* _THE PROBLEM_
Transcribe every entry word for word, but skip the images.

───

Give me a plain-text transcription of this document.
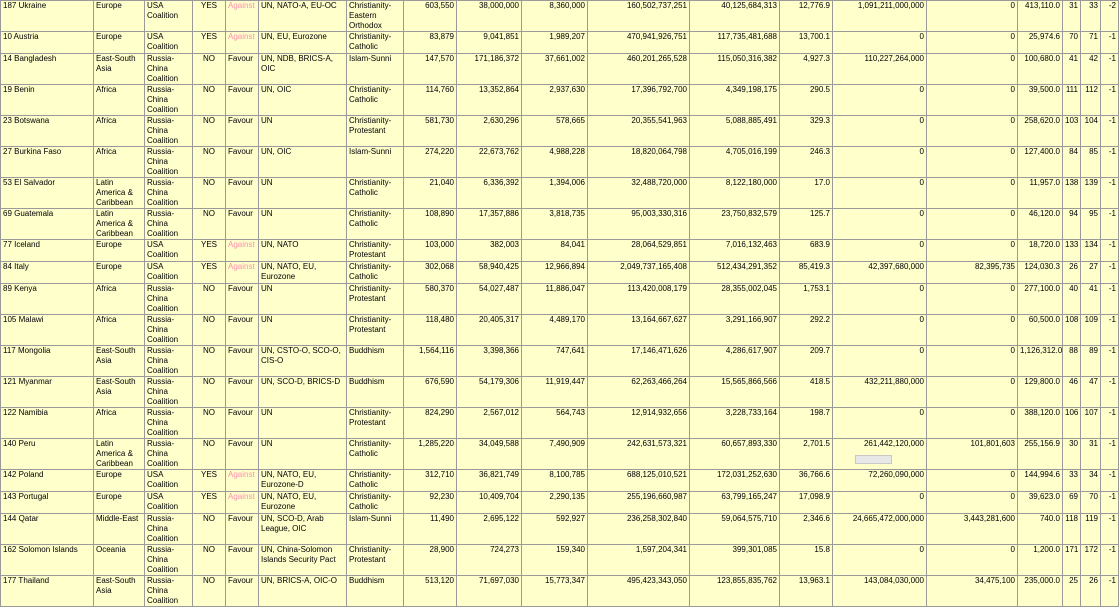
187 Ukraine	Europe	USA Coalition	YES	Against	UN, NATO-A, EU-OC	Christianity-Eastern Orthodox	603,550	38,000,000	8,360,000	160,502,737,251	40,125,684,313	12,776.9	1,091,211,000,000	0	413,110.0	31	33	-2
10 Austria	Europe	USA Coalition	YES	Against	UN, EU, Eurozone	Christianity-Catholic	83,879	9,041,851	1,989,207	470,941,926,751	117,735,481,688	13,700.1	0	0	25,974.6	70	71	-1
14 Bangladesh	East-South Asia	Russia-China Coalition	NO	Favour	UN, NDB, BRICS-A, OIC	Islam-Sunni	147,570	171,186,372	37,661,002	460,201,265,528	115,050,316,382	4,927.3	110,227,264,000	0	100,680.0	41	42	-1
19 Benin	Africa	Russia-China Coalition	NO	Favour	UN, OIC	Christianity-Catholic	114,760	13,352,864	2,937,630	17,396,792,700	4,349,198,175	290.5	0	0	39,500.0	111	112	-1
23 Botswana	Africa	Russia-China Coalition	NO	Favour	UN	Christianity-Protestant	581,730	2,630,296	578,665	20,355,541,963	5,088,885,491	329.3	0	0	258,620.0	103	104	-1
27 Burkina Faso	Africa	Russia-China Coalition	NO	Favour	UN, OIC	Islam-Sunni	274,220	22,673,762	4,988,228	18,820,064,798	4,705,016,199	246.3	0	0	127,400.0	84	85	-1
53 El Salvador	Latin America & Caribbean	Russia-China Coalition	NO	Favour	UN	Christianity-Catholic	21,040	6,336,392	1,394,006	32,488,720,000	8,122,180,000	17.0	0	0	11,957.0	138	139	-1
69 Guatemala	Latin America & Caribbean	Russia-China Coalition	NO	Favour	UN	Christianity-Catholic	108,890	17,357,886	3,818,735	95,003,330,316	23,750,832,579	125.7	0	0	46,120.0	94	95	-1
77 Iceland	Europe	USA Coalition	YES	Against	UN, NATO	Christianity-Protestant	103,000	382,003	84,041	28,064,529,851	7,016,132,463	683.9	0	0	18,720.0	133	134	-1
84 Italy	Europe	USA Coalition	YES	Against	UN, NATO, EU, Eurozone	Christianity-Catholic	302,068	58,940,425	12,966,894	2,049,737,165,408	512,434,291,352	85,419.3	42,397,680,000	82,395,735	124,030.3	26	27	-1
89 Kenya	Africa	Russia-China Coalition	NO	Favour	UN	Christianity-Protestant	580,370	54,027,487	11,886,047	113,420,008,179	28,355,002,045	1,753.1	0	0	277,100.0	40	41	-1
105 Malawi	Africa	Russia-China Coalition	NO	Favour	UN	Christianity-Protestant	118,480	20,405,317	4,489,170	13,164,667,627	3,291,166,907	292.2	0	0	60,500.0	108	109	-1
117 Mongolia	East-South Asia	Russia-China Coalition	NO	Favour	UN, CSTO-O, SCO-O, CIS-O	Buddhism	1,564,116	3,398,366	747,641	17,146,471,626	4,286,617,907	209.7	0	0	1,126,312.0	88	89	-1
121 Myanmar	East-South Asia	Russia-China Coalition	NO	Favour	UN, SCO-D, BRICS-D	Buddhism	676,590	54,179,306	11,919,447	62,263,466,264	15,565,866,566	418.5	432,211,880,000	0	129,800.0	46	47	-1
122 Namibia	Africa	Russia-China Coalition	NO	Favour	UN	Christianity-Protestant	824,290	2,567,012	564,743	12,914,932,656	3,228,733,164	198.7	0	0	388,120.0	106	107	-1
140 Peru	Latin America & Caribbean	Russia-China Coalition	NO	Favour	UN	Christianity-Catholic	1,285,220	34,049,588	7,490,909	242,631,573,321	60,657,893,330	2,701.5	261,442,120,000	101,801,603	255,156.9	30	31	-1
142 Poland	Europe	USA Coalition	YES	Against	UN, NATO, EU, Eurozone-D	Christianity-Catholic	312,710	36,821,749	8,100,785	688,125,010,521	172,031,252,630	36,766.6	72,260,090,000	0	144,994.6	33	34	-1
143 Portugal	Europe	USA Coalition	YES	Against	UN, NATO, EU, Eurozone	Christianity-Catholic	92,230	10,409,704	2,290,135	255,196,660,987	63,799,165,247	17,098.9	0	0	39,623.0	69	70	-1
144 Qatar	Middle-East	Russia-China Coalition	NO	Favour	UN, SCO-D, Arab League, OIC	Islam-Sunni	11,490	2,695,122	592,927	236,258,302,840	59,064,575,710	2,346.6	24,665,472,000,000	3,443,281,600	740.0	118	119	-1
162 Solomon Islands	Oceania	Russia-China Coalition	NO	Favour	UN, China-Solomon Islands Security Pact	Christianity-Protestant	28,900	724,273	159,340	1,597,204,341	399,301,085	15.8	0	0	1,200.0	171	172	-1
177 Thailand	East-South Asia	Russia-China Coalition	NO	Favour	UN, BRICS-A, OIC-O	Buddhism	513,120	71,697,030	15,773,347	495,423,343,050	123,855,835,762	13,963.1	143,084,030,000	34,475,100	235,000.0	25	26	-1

───

* _RESULT OF THIS TASK_
Give me a plain-text transcription of this document.
187 Ukraine	Europe	USA Coalition	YES	Against	UN, NATO-A, EU-OC	Christianity-Eastern Orthodox	603,550	38,000,000	8,360,000	160,502,737,251	40,125,684,313	12,776.9	1,091,211,000,000	0	413,110.0	31	33	-2
10 Austria	Europe	USA Coalition	YES	Against	UN, EU, Eurozone	Christianity-Catholic	83,879	9,041,851	1,989,207	470,941,926,751	117,735,481,688	13,700.1	0	0	25,974.6	70	71	-1
14 Bangladesh	East-South Asia	Russia-China Coalition	NO	Favour	UN, NDB, BRICS-A, OIC	Islam-Sunni	147,570	171,186,372	37,661,002	460,201,265,528	115,050,316,382	4,927.3	110,227,264,000	0	100,680.0	41	42	-1
19 Benin	Africa	Russia-China Coalition	NO	Favour	UN, OIC	Christianity-Catholic	114,760	13,352,864	2,937,630	17,396,792,700	4,349,198,175	290.5	0	0	39,500.0	111	112	-1
23 Botswana	Africa	Russia-China Coalition	NO	Favour	UN	Christianity-Protestant	581,730	2,630,296	578,665	20,355,541,963	5,088,885,491	329.3	0	0	258,620.0	103	104	-1
27 Burkina Faso	Africa	Russia-China Coalition	NO	Favour	UN, OIC	Islam-Sunni	274,220	22,673,762	4,988,228	18,820,064,798	4,705,016,199	246.3	0	0	127,400.0	84	85	-1
53 El Salvador	Latin America & Caribbean	Russia-China Coalition	NO	Favour	UN	Christianity-Catholic	21,040	6,336,392	1,394,006	32,488,720,000	8,122,180,000	17.0	0	0	11,957.0	138	139	-1
69 Guatemala	Latin America & Caribbean	Russia-China Coalition	NO	Favour	UN	Christianity-Catholic	108,890	17,357,886	3,818,735	95,003,330,316	23,750,832,579	125.7	0	0	46,120.0	94	95	-1
77 Iceland	Europe	USA Coalition	YES	Against	UN, NATO	Christianity-Protestant	103,000	382,003	84,041	28,064,529,851	7,016,132,463	683.9	0	0	18,720.0	133	134	-1
84 Italy	Europe	USA Coalition	YES	Against	UN, NATO, EU, Eurozone	Christianity-Catholic	302,068	58,940,425	12,966,894	2,049,737,165,408	512,434,291,352	85,419.3	42,397,680,000	82,395,735	124,030.3	26	27	-1
89 Kenya	Africa	Russia-China Coalition	NO	Favour	UN	Christianity-Protestant	580,370	54,027,487	11,886,047	113,420,008,179	28,355,002,045	1,753.1	0	0	277,100.0	40	41	-1
105 Malawi	Africa	Russia-China Coalition	NO	Favour	UN	Christianity-Protestant	118,480	20,405,317	4,489,170	13,164,667,627	3,291,166,907	292.2	0	0	60,500.0	108	109	-1
117 Mongolia	East-South Asia	Russia-China Coalition	NO	Favour	UN, CSTO-O, SCO-O, CIS-O	Buddhism	1,564,116	3,398,366	747,641	17,146,471,626	4,286,617,907	209.7	0	0	1,126,312.0	88	89	-1
121 Myanmar	East-South Asia	Russia-China Coalition	NO	Favour	UN, SCO-D, BRICS-D	Buddhism	676,590	54,179,306	11,919,447	62,263,466,264	15,565,866,566	418.5	432,211,880,000	0	129,800.0	46	47	-1
122 Namibia	Africa	Russia-China Coalition	NO	Favour	UN	Christianity-Protestant	824,290	2,567,012	564,743	12,914,932,656	3,228,733,164	198.7	0	0	388,120.0	106	107	-1
140 Peru	Latin America & Caribbean	Russia-China Coalition	NO	Favour	UN	Christianity-Catholic	1,285,220	34,049,588	7,490,909	242,631,573,321	60,657,893,330	2,701.5	261,442,120,000	101,801,603	255,156.9	30	31	-1
142 Poland	Europe	USA Coalition	YES	Against	UN, NATO, EU, Eurozone-D	Christianity-Catholic	312,710	36,821,749	8,100,785	688,125,010,521	172,031,252,630	36,766.6	72,260,090,000	0	144,994.6	33	34	-1
143 Portugal	Europe	USA Coalition	YES	Against	UN, NATO, EU, Eurozone	Christianity-Catholic	92,230	10,409,704	2,290,135	255,196,660,987	63,799,165,247	17,098.9	0	0	39,623.0	69	70	-1
144 Qatar	Middle-East	Russia-China Coalition	NO	Favour	UN, SCO-D, Arab League, OIC	Islam-Sunni	11,490	2,695,122	592,927	236,258,302,840	59,064,575,710	2,346.6	24,665,472,000,000	3,443,281,600	740.0	118	119	-1
162 Solomon Islands	Oceania	Russia-China Coalition	NO	Favour	UN, China-Solomon Islands Security Pact	Christianity-Protestant	28,900	724,273	159,340	1,597,204,341	399,301,085	15.8	0	0	1,200.0	171	172	-1
177 Thailand	East-South Asia	Russia-China Coalition	NO	Favour	UN, BRICS-A, OIC-O	Buddhism	513,120	71,697,030	15,773,347	495,423,343,050	123,855,835,762	13,963.1	143,084,030,000	34,475,100	235,000.0	25	26	-1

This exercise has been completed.